Reproduce verbatim the lines of the data from the very first line through the line containing "plot: $1,100,000 $1,125,000", including both.
=== RECORDS ===
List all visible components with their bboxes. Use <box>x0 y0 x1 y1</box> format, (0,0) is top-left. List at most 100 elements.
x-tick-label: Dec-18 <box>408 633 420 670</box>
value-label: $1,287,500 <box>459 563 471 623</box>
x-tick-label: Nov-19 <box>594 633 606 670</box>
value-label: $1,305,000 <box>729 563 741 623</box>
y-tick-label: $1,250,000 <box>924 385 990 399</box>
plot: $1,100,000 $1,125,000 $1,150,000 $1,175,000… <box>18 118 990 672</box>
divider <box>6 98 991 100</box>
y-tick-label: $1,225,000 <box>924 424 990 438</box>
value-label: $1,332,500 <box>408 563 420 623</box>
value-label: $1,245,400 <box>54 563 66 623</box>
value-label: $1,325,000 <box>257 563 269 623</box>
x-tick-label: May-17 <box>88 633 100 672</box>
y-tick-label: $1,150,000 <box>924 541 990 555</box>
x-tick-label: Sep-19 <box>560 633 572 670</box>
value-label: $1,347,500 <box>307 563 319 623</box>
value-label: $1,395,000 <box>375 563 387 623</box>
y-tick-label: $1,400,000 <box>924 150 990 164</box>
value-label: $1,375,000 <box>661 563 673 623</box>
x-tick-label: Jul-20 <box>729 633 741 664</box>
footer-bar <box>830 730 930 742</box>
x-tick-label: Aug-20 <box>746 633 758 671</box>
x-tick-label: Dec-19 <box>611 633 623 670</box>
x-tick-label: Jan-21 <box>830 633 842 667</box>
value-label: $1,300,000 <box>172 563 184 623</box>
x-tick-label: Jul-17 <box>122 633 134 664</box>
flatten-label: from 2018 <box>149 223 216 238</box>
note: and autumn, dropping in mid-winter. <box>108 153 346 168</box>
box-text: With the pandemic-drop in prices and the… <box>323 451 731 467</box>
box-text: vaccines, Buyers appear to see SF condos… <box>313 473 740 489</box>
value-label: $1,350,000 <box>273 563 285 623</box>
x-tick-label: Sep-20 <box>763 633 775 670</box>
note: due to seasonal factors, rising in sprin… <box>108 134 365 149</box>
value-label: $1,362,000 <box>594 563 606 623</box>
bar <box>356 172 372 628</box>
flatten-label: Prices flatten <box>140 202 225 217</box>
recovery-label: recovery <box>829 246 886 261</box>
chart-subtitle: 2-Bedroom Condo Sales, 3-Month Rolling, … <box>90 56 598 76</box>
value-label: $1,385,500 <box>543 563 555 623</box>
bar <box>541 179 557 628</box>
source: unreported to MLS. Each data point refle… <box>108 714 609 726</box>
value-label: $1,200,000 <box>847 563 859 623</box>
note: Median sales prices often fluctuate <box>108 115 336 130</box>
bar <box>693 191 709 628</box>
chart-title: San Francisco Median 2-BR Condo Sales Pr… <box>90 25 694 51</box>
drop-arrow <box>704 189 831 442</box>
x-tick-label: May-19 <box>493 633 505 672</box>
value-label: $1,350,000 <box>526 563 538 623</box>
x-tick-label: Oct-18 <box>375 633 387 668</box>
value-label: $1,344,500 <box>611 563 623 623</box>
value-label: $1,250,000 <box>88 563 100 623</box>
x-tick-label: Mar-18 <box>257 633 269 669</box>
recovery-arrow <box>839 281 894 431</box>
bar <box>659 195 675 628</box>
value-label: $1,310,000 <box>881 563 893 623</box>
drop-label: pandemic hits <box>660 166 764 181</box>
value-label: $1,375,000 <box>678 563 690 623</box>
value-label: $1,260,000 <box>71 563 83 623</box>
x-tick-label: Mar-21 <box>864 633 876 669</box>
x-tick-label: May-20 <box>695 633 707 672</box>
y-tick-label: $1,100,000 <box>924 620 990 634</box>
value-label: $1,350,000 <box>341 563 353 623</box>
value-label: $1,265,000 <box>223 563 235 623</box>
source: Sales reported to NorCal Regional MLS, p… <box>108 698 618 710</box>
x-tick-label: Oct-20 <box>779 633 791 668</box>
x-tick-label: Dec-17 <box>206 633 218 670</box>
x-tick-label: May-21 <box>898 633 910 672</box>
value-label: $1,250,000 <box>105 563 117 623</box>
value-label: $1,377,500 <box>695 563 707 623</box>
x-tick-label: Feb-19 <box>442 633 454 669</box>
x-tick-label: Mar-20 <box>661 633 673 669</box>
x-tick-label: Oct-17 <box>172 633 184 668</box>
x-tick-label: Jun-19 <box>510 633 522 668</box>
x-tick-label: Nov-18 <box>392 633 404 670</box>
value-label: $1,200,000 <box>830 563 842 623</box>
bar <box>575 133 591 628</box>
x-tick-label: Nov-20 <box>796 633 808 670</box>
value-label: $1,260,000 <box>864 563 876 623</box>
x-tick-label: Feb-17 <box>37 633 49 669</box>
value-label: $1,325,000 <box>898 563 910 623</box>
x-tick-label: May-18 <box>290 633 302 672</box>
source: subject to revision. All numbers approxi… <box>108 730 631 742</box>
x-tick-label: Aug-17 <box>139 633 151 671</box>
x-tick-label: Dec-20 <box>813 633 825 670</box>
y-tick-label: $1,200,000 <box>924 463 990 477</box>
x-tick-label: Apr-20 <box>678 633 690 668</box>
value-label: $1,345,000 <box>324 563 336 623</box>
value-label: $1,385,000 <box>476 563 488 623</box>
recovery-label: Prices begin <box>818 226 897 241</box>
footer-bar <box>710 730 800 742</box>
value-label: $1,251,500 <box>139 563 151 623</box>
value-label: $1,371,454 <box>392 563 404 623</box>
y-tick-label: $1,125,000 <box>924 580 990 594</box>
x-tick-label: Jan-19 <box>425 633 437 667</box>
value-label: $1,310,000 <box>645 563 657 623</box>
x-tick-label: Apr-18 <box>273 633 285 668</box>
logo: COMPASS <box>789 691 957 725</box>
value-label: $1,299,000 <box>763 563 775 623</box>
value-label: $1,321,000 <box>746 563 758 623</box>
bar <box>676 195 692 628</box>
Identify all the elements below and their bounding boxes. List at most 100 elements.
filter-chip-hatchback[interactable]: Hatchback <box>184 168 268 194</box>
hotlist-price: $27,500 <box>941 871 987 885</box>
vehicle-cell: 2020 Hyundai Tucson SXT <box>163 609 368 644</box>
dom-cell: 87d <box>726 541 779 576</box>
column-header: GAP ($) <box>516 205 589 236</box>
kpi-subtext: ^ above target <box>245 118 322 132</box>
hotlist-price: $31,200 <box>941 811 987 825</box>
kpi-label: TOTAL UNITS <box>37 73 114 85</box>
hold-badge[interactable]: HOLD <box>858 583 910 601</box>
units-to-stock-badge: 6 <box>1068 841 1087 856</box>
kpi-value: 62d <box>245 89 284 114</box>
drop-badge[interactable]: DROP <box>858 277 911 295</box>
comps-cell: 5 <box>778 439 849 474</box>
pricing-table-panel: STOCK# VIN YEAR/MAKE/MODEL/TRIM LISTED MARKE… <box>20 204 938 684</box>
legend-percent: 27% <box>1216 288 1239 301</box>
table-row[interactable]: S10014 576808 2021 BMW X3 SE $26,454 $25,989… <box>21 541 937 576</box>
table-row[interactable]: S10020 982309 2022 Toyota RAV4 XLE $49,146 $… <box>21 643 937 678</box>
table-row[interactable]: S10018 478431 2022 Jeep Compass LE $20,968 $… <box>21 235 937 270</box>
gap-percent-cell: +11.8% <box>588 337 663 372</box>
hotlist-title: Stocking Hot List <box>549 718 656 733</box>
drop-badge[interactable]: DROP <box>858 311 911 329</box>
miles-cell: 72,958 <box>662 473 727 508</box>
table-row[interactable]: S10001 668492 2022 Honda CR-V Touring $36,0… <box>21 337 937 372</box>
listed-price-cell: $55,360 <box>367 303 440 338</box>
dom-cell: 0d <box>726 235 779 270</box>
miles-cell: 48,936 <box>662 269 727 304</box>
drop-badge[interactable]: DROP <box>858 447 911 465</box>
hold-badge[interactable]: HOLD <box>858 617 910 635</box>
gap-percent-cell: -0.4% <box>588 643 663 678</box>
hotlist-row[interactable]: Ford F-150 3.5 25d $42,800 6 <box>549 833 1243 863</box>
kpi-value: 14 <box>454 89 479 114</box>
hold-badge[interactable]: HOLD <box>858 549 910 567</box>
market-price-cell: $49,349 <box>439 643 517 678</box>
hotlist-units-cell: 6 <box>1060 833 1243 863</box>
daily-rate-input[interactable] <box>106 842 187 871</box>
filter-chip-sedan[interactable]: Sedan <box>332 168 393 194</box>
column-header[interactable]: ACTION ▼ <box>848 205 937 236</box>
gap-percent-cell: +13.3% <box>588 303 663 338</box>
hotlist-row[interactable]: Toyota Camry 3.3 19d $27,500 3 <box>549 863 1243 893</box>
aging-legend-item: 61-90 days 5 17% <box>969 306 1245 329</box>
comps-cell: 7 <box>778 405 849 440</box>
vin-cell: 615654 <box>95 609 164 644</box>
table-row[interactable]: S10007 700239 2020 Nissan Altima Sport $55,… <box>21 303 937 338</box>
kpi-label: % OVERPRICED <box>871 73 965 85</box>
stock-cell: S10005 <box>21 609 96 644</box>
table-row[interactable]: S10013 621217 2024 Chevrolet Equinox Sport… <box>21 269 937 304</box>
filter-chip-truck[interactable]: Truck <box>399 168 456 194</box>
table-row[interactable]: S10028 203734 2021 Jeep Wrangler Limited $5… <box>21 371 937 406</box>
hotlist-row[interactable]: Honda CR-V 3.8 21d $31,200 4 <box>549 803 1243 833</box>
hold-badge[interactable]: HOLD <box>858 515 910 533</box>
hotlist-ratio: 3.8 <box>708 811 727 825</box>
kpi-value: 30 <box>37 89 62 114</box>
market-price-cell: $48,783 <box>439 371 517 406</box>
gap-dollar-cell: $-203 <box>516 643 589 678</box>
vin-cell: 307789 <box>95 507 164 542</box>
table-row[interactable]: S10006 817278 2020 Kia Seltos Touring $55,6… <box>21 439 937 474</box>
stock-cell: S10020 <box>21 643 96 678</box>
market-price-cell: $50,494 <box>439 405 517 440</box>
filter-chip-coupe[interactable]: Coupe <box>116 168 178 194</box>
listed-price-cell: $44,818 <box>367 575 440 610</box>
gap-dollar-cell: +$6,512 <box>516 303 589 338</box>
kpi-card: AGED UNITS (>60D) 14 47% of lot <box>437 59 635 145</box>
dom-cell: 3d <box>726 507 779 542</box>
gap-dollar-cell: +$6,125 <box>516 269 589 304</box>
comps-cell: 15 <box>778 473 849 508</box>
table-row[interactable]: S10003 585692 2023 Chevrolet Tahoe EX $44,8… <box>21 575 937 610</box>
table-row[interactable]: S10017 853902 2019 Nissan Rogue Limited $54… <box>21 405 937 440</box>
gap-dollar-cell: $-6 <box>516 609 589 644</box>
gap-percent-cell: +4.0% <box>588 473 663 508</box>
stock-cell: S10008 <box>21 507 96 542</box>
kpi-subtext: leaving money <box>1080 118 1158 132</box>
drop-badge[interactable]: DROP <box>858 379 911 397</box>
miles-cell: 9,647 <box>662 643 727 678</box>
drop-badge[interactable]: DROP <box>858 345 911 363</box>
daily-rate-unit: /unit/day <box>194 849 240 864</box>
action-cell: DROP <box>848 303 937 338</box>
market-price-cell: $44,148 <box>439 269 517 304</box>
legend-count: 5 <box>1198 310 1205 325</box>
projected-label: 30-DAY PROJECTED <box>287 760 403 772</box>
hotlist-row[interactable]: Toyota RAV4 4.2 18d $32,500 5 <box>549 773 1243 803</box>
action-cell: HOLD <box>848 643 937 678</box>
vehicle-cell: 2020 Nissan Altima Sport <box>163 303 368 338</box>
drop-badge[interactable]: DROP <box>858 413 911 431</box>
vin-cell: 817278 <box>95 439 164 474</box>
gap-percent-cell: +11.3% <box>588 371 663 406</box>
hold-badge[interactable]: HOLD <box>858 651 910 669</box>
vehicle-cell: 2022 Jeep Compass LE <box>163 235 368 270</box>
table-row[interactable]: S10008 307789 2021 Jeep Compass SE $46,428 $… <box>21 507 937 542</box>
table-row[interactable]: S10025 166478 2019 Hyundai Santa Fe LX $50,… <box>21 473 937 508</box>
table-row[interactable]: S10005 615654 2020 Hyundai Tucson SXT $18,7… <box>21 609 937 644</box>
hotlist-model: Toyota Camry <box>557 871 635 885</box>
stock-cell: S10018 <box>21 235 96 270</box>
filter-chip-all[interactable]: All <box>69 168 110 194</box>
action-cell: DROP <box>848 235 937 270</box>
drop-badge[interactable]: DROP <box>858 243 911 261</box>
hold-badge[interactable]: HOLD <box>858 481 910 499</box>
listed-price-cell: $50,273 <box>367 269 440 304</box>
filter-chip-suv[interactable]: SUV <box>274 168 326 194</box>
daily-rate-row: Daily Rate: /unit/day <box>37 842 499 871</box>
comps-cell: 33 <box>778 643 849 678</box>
===
→ THE ANSWER:
List all visible components with their bboxes. Use <box>x0 y0 x1 y1</box> format, (0,0) is top-left. List at most 100 elements.
x-tick-label: Dec-18 <box>408 633 420 670</box>
value-label: $1,287,500 <box>459 563 471 623</box>
x-tick-label: Nov-19 <box>594 633 606 670</box>
value-label: $1,305,000 <box>729 563 741 623</box>
y-tick-label: $1,250,000 <box>924 385 990 399</box>
plot: $1,100,000 $1,125,000 $1,150,000 $1,175,000… <box>18 118 990 672</box>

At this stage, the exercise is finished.